▶ **YOUR TASK**
Lines that hold the word "this" should be located and copied.

* START RECORD SET *

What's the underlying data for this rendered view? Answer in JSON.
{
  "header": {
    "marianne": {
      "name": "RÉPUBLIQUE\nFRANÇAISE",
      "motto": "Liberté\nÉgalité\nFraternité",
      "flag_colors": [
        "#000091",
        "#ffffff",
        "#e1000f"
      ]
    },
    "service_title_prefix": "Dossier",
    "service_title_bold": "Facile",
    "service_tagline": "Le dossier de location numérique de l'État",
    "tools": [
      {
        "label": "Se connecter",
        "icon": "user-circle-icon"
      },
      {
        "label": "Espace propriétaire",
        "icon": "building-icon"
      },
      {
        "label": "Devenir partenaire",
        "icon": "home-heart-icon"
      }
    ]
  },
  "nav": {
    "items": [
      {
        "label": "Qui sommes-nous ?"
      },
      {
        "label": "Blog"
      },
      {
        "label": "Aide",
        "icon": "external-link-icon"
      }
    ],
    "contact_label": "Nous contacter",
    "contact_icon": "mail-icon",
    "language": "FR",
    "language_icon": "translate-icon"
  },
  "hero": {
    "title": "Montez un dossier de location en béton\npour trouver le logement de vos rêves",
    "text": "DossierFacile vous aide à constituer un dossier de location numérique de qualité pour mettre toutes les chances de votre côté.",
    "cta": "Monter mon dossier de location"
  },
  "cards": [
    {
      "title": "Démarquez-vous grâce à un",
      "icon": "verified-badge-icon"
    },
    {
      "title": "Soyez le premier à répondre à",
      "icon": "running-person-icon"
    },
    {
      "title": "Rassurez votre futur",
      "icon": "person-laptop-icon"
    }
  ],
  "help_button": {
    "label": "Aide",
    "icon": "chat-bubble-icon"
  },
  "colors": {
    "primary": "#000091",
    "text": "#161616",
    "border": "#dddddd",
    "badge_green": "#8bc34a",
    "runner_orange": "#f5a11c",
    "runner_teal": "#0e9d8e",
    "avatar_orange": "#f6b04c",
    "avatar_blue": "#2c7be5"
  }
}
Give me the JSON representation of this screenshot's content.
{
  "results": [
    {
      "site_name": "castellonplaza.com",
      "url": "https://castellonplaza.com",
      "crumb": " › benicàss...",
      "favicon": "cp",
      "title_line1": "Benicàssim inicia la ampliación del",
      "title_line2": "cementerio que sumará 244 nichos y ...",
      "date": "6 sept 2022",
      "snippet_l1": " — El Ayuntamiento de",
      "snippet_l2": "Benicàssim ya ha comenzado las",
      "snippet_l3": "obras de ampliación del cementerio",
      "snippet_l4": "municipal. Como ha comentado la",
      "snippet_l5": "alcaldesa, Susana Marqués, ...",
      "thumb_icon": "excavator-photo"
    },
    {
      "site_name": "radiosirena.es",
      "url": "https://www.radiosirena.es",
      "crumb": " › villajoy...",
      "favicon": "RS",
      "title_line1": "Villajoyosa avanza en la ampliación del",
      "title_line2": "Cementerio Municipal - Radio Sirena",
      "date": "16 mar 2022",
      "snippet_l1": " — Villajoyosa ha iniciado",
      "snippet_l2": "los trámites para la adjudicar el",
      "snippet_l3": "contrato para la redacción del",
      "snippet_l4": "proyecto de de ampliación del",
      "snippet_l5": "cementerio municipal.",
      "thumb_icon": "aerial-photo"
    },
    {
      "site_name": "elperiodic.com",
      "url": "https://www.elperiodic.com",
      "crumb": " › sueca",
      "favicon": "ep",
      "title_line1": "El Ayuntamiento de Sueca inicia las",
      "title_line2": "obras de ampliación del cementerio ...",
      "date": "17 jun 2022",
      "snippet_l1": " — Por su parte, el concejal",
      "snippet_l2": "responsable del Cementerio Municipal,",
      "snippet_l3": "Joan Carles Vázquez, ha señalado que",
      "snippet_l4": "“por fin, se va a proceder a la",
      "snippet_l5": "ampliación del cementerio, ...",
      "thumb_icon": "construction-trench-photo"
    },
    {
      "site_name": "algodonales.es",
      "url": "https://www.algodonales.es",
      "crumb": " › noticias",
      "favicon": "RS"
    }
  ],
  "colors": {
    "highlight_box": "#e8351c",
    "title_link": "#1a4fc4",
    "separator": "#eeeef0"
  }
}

* END RECORD SET *

▶ **CORRECT RESULT**
What's the underlying data for this rendered view? Answer in JSON.
Give me the JSON representation of this screenshot's content.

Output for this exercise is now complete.